[GOAL]
Gather every line in the data below that contains the string "boxes", and reproduce each such line in full.

[RECORDS TO PROCESS]

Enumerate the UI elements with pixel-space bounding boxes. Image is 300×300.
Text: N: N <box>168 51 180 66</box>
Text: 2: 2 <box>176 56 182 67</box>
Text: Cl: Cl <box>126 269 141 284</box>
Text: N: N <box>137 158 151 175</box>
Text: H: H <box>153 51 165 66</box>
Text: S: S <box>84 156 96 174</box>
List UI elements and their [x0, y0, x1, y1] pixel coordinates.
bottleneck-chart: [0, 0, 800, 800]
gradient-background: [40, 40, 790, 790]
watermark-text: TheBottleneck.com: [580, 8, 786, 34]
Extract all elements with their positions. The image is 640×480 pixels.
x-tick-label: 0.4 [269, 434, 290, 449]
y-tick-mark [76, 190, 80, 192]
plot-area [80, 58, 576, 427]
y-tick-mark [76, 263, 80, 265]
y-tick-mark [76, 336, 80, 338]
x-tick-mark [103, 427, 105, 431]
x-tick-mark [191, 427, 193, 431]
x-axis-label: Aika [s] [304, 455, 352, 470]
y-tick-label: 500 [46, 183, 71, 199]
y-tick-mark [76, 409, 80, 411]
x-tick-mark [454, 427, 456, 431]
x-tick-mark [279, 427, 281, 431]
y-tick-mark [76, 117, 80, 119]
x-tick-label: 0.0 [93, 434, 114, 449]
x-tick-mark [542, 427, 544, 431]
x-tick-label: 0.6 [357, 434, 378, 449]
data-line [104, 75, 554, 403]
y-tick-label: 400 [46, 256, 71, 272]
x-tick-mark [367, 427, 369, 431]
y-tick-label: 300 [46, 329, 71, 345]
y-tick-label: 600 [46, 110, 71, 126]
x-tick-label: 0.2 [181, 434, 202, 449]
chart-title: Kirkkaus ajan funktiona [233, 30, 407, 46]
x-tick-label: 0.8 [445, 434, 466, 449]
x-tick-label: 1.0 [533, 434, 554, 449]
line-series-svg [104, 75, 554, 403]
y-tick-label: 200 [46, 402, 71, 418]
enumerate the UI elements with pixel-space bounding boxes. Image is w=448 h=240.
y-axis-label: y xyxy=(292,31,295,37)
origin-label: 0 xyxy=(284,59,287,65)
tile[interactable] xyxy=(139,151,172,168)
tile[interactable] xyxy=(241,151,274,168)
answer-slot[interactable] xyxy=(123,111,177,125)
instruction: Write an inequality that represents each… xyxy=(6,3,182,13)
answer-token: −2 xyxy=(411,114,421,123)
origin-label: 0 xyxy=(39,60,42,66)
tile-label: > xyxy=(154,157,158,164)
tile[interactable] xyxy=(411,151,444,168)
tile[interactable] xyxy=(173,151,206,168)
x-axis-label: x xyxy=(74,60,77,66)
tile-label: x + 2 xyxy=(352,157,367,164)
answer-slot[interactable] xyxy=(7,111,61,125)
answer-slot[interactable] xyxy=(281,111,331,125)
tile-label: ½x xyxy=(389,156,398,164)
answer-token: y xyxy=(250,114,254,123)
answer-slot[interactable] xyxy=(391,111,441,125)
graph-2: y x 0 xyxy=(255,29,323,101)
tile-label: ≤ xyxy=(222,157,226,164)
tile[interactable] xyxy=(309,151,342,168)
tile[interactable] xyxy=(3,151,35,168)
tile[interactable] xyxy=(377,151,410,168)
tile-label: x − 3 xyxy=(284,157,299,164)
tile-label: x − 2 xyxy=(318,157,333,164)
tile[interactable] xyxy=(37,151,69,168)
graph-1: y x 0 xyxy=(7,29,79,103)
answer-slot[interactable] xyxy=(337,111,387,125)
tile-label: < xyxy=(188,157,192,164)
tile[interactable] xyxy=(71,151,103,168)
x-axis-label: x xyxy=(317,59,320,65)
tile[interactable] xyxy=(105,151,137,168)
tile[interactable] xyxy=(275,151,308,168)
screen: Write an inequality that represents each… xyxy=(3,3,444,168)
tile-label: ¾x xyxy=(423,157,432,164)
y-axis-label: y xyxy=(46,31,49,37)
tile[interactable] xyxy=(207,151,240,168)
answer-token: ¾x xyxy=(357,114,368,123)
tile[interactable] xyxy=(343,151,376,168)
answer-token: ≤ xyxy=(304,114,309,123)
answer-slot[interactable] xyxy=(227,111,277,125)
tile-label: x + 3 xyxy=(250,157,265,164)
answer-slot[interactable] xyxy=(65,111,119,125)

[ANSWER TO THIS TASK]
Enumerate the UI elements with pixel-space bounding boxes. Image is 300×300.
enumerate the UI elements with pixel-space bounding boxes. Image is w=448 h=240.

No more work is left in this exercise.